■ **Document excerpt**
▶
Codex CLI is quite happy running RTK. Well with GPT 5.5 xhigh anyway
One thing that irks me is that when it doesn't support eg. a cli flag of find, it gives an error message rather than sending the full output of the command instead. Then the agent wastes tokens retrying, or worse, doesn't even try because the prompting may make them afraid to not run commands without rtk
how effective is RTK for you? worth using?
Wondering too
I just put something in my global CLAUDE.md (under ~/.Claude) asking it to use the LSP instead of grep and have never had this issue since.
My q would have been this. Lsp solved this no?
can you share that prompt?
Better than grep obviously, but how does this compare to existing LSPs?
Or tools like `ck`: https://beaconbay.github.io/ck/
Shouldn’t it be a part of the harness at least for local codebase? I wonder how many harnesses are doing that already.
I'm playing with PI as a custom harness ( for Claude code because that what is provided to me )
I will try that ! It make sense and I'm curious to see results, for this or any similar projects mentioned in the thread
allegedly this one is good for PI https://pi.dev/packages/@ff-labs/pi-fff
Semantic code search seems like a useful tool for a human too. Not just for agents.
How does this compare with colgrep?
https://github.com/lightonai/next-plaid/tree/main/colgrep
I also like the index feature form https://maki.sh Source code has a lot of structure, using a real parser instead of grepping and reading files can potentially save a lot of tokens
Would this replace something like codebase-memory-mcp[1] or improve when both is being used?
[1] - https://github.com/DeusData/codebase-memory-mcp
This looks great! I built a tool in the same space- and I found that the biggest challenge was often to get the agent to prefer to use the tool over bash tools. What’s your experience with that?
Setup hooks. Hooks are how your harness forces compliance with your own rules.
How does it compare to context-mode or serina that are both well established now?
Congratulations on the release!
Could you add fff to the benchmarks?
Very useful thanks for sharing!
◀
■ **Dataset content**
▶
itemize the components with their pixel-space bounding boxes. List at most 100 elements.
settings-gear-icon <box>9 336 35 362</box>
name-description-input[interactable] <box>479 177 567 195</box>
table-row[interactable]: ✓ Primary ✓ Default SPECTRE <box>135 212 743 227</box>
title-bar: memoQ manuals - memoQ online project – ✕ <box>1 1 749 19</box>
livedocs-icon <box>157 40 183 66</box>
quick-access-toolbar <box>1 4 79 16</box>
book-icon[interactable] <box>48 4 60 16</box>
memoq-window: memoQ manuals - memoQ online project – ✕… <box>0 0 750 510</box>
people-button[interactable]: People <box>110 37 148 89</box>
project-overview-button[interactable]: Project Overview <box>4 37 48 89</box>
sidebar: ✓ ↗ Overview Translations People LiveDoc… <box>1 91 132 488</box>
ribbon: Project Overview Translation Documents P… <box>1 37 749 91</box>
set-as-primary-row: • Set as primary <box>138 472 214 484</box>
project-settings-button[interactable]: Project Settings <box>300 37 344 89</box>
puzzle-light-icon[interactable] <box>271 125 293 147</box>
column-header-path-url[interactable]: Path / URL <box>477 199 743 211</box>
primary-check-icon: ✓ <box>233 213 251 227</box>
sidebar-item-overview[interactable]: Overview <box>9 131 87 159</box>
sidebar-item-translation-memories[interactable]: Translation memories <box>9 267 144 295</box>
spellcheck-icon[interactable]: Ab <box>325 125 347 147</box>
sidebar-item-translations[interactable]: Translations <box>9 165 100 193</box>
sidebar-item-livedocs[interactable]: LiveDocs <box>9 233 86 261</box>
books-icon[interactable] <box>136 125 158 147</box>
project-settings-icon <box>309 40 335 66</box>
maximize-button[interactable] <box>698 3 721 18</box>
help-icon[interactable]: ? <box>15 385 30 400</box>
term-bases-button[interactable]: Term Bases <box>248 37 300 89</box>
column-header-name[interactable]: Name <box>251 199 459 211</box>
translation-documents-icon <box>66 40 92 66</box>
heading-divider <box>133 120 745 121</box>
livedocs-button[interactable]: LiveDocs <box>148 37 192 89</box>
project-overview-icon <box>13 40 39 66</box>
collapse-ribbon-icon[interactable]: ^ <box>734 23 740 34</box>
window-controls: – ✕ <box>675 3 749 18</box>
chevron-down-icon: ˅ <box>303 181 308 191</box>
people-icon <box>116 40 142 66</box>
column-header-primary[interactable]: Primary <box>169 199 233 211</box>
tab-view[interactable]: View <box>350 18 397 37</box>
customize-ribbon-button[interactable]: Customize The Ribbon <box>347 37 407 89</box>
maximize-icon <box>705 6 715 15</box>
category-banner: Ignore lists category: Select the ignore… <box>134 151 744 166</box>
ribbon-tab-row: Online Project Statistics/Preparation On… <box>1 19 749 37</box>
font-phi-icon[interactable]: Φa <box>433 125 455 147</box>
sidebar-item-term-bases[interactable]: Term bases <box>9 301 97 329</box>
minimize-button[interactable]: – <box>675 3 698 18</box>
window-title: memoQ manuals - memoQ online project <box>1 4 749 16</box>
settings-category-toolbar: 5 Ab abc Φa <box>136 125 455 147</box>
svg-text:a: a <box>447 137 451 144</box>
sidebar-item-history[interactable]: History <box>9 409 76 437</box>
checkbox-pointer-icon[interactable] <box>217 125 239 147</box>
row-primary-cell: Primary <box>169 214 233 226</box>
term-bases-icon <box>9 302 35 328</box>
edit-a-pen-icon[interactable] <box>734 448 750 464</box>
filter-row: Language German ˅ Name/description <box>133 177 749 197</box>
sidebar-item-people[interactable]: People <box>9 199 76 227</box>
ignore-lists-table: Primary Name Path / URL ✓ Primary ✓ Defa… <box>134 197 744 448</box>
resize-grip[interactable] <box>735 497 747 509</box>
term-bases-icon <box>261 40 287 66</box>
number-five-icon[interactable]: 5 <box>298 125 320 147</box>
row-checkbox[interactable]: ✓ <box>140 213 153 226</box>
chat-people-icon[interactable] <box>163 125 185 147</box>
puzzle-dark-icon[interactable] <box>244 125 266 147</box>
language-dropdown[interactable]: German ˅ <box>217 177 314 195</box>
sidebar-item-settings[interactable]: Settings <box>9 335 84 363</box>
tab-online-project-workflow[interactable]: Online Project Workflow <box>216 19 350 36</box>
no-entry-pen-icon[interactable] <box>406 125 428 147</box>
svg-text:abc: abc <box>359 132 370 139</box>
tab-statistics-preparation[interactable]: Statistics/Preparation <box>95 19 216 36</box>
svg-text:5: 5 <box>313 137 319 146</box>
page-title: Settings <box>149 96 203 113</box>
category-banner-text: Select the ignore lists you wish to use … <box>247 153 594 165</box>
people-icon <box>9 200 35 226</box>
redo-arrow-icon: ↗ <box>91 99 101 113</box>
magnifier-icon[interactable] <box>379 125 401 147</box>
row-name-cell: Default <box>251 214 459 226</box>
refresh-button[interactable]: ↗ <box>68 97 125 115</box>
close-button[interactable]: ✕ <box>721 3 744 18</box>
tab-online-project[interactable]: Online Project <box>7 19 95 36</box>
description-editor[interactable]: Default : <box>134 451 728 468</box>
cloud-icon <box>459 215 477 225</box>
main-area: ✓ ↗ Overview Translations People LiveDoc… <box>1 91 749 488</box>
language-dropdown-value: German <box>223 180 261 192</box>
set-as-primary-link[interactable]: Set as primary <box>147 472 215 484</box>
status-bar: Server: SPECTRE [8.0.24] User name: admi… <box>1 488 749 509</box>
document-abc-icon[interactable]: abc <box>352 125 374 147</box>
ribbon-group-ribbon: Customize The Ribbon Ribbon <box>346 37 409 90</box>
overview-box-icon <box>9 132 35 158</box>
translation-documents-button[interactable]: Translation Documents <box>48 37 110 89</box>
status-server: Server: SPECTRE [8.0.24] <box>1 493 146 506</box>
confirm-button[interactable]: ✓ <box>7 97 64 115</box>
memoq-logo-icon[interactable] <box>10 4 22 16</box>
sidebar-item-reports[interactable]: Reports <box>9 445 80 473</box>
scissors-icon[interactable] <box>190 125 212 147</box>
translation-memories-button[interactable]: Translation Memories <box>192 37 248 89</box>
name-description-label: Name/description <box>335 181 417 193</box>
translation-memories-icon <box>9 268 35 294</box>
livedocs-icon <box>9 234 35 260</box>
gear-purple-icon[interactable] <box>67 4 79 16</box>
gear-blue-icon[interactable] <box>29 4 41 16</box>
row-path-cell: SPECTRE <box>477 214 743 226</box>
◀
■ **Task instructions**
- a) List every web address that appears in the discussion thread about code search tools for coding agents.
- b) Please extend the discussion thread about code search tools for coding agents, picking up after its last comment.

■ **Answers to the exercises**
- a)
https://beaconbay.github.io/ck/
https://pi.dev/packages/@ff-labs/pi-fff
https://github.com/lightonai/next-plaid/tree/main/colgrep
https://maki.sh
https://github.com/DeusData/codebase-memory-mcp

- b)
Does this work well for non-coding documents as well? Say api docs or AI memory files?
Hey, this is something we're actively investigating. We recently added a flag, `--include-text-files`, which, when set, also makes Semble index regular documents (i.e., markdown, text, json). This should also work relatively well.
Is the benchmark measuring one-shot retrieval accuracy, or Coding agent response accuracy?
Hey! Co-author here. The benchmark currently only measures retrieval accuracy.
We’re interested in measuring it end to end and also optimizing, e.g. the prompt and tools, for this, but we just haven’t gotten around to it.
Two follow-ups:
1) How do you compare accuracy? by checking if the answer is in any of the returned grep/bm25/semble snippets?
2) How do you measure token use without the agent, prompt, and tools?
1) yes! It’s not accuracy, but ndcg 2) we assume that if the agent gets the correct answer in the returned snippets it does not need to read further
Wouldn't NDCG/token results vary wildly depending on the agent's query and the number of returned items?
e.g. agents often run `grep -m 5 "QUERY"` with different queries, instead of one big grep for all items.
The same holds for semble: the agent can fire off many different semble queries with different k/parameters.
I guess the point we’re trying to make is that you need fewer semble queries to achieve the same outcome, compared to grep+readfile calls.
grep doesn't need tokens, so what is 98% fewer than zero?
You need readfile to do something with those tokens. Grep only gives you the matching lines, not the context.
`grep -C $NUM` ? ;)
Even so. Take a look at the NDCG numbers for grep. It's not pretty
very curious to give it a spin but why write a cli in python? would surely be faster and more portable with go or rust?
Perhaps Python is their main language (they seem to be ML peeps, which would make that most likely), which means it's easier for them to do manual reviews even if they're using AI for implementing, etc.